WHAT IS EXPECTED:
Repeat all entries exactly.

RECORDED INFORMATION:
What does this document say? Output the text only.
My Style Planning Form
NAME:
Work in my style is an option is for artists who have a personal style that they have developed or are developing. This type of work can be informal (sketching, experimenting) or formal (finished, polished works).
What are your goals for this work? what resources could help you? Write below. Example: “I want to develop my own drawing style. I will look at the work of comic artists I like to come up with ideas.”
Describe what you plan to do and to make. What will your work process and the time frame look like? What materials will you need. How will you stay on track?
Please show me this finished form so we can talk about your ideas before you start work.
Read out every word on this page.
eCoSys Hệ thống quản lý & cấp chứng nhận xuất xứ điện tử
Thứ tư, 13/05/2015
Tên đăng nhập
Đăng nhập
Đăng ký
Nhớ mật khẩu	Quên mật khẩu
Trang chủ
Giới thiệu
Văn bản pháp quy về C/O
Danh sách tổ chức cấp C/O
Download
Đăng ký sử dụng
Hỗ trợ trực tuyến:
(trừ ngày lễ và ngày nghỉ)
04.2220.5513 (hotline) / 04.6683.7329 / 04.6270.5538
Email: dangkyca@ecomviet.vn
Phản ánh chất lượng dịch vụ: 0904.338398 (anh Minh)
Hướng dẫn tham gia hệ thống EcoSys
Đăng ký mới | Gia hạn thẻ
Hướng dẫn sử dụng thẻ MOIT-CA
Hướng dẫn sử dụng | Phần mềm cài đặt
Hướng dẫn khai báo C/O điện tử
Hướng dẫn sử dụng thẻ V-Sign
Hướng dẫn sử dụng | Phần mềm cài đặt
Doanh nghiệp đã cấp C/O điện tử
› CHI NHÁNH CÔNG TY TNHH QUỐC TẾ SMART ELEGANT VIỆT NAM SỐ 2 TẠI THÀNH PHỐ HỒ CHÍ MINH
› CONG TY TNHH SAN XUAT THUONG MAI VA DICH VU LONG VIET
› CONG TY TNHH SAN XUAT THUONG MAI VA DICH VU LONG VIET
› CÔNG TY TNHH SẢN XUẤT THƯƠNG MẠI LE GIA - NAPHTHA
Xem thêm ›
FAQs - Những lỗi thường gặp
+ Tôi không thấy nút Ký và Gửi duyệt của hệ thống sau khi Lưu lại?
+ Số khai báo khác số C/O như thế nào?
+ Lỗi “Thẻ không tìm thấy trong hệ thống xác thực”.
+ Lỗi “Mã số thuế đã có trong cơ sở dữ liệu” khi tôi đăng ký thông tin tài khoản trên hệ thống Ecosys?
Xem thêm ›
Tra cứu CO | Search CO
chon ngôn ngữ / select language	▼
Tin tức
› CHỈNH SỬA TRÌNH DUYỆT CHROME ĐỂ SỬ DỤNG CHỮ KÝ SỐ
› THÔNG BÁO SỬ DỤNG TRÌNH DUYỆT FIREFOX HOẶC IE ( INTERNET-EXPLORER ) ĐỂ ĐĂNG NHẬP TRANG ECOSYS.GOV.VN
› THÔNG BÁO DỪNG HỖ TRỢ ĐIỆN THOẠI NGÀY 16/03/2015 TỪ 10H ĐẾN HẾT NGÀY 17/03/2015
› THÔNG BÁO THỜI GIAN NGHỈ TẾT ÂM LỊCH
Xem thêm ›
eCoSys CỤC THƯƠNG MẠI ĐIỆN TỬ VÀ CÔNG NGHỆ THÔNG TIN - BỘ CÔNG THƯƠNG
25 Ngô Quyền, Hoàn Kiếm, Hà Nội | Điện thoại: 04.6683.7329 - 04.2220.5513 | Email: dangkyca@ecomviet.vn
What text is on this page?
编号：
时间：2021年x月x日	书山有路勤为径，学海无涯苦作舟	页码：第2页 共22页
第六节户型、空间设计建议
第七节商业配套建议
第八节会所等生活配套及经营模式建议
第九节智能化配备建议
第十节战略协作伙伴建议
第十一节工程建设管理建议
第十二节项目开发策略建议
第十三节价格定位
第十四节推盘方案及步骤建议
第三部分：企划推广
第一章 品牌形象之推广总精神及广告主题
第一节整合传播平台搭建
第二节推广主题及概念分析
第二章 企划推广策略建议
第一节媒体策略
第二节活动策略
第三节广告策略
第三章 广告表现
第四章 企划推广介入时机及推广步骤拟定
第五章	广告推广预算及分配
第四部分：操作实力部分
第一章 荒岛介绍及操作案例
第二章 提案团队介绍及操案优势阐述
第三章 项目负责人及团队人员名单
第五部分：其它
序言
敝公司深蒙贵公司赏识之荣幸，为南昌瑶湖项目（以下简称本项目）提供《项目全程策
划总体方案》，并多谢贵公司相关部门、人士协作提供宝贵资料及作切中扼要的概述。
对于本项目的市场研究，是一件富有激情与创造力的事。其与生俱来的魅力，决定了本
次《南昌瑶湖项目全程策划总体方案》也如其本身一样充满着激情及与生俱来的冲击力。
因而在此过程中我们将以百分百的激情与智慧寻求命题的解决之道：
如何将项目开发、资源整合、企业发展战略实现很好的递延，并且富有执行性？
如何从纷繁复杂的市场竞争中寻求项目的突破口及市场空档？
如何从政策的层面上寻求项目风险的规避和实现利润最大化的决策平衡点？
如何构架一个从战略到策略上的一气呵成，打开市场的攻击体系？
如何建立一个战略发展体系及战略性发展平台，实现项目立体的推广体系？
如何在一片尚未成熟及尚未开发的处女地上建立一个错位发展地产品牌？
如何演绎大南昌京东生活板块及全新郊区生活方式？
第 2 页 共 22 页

WRITTEN ANSWER:
What does this document say? Output the text only.
My Style Planning Form
NAME:
Work in my style is an option is for artists who have a personal style that they have developed or are developing. This type of work can be informal (sketching, experimenting) or formal (finished, polished works).
What are your goals for this work? what resources could help you? Write below. Example: “I want to develop my own drawing style. I will look at the work of comic artists I like to come up with ideas.”
Describe what you plan to do and to make. What will your work process and the time frame look like? What materials will you need. How will you stay on track?
Please show me this finished form so we can talk about your ideas before you start work.
Read out every word on this page.
eCoSys Hệ thống quản lý & cấp chứng nhận xuất xứ điện tử
Thứ tư, 13/05/2015
Tên đăng nhập
Đăng nhập
Đăng ký
Nhớ mật khẩu	Quên mật khẩu
Trang chủ
Giới thiệu
Văn bản pháp quy về C/O
Danh sách tổ chức cấp C/O
Download
Đăng ký sử dụng
Hỗ trợ trực tuyến:
(trừ ngày lễ và ngày nghỉ)
04.2220.5513 (hotline) / 04.6683.7329 / 04.6270.5538
Email: dangkyca@ecomviet.vn
Phản ánh chất lượng dịch vụ: 0904.338398 (anh Minh)
Hướng dẫn tham gia hệ thống EcoSys
Đăng ký mới | Gia hạn thẻ
Hướng dẫn sử dụng thẻ MOIT-CA
Hướng dẫn sử dụng | Phần mềm cài đặt
Hướng dẫn khai báo C/O điện tử
Hướng dẫn sử dụng thẻ V-Sign
Hướng dẫn sử dụng | Phần mềm cài đặt
Doanh nghiệp đã cấp C/O điện tử
› CHI NHÁNH CÔNG TY TNHH QUỐC TẾ SMART ELEGANT VIỆT NAM SỐ 2 TẠI THÀNH PHỐ HỒ CHÍ MINH
› CONG TY TNHH SAN XUAT THUONG MAI VA DICH VU LONG VIET
› CONG TY TNHH SAN XUAT THUONG MAI VA DICH VU LONG VIET
› CÔNG TY TNHH SẢN XUẤT THƯƠNG MẠI LE GIA - NAPHTHA
Xem thêm ›
FAQs - Những lỗi thường gặp
+ Tôi không thấy nút Ký và Gửi duyệt của hệ thống sau khi Lưu lại?
+ Số khai báo khác số C/O như thế nào?
+ Lỗi “Thẻ không tìm thấy trong hệ thống xác thực”.
+ Lỗi “Mã số thuế đã có trong cơ sở dữ liệu” khi tôi đăng ký thông tin tài khoản trên hệ thống Ecosys?
Xem thêm ›
Tra cứu CO | Search CO
chon ngôn ngữ / select language	▼
Tin tức
› CHỈNH SỬA TRÌNH DUYỆT CHROME ĐỂ SỬ DỤNG CHỮ KÝ SỐ
› THÔNG BÁO SỬ DỤNG TRÌNH DUYỆT FIREFOX HOẶC IE ( INTERNET-EXPLORER ) ĐỂ ĐĂNG NHẬP TRANG ECOSYS.GOV.VN
› THÔNG BÁO DỪNG HỖ TRỢ ĐIỆN THOẠI NGÀY 16/03/2015 TỪ 10H ĐẾN HẾT NGÀY 17/03/2015
› THÔNG BÁO THỜI GIAN NGHỈ TẾT ÂM LỊCH
Xem thêm ›
eCoSys CỤC THƯƠNG MẠI ĐIỆN TỬ VÀ CÔNG NGHỆ THÔNG TIN - BỘ CÔNG THƯƠNG
25 Ngô Quyền, Hoàn Kiếm, Hà Nội | Điện thoại: 04.6683.7329 - 04.2220.5513 | Email: dangkyca@ecomviet.vn
What text is on this page?
编号：
时间：2021年x月x日	书山有路勤为径，学海无涯苦作舟	页码：第2页 共22页
第六节户型、空间设计建议
第七节商业配套建议
第八节会所等生活配套及经营模式建议
第九节智能化配备建议
第十节战略协作伙伴建议
第十一节工程建设管理建议
第十二节项目开发策略建议
第十三节价格定位
第十四节推盘方案及步骤建议
第三部分：企划推广
第一章 品牌形象之推广总精神及广告主题
第一节整合传播平台搭建
第二节推广主题及概念分析
第二章 企划推广策略建议
第一节媒体策略
第二节活动策略
第三节广告策略
第三章 广告表现
第四章 企划推广介入时机及推广步骤拟定
第五章	广告推广预算及分配
第四部分：操作实力部分
第一章 荒岛介绍及操作案例
第二章 提案团队介绍及操案优势阐述
第三章 项目负责人及团队人员名单
第五部分：其它
序言
敝公司深蒙贵公司赏识之荣幸，为南昌瑶湖项目（以下简称本项目）提供《项目全程策
划总体方案》，并多谢贵公司相关部门、人士协作提供宝贵资料及作切中扼要的概述。
对于本项目的市场研究，是一件富有激情与创造力的事。其与生俱来的魅力，决定了本
次《南昌瑶湖项目全程策划总体方案》也如其本身一样充满着激情及与生俱来的冲击力。
因而在此过程中我们将以百分百的激情与智慧寻求命题的解决之道：
如何将项目开发、资源整合、企业发展战略实现很好的递延，并且富有执行性？
如何从纷繁复杂的市场竞争中寻求项目的突破口及市场空档？
如何从政策的层面上寻求项目风险的规避和实现利润最大化的决策平衡点？
如何构架一个从战略到策略上的一气呵成，打开市场的攻击体系？
如何建立一个战略发展体系及战略性发展平台，实现项目立体的推广体系？
如何在一片尚未成熟及尚未开发的处女地上建立一个错位发展地产品牌？
如何演绎大南昌京东生活板块及全新郊区生活方式？
第 2 页 共 22 页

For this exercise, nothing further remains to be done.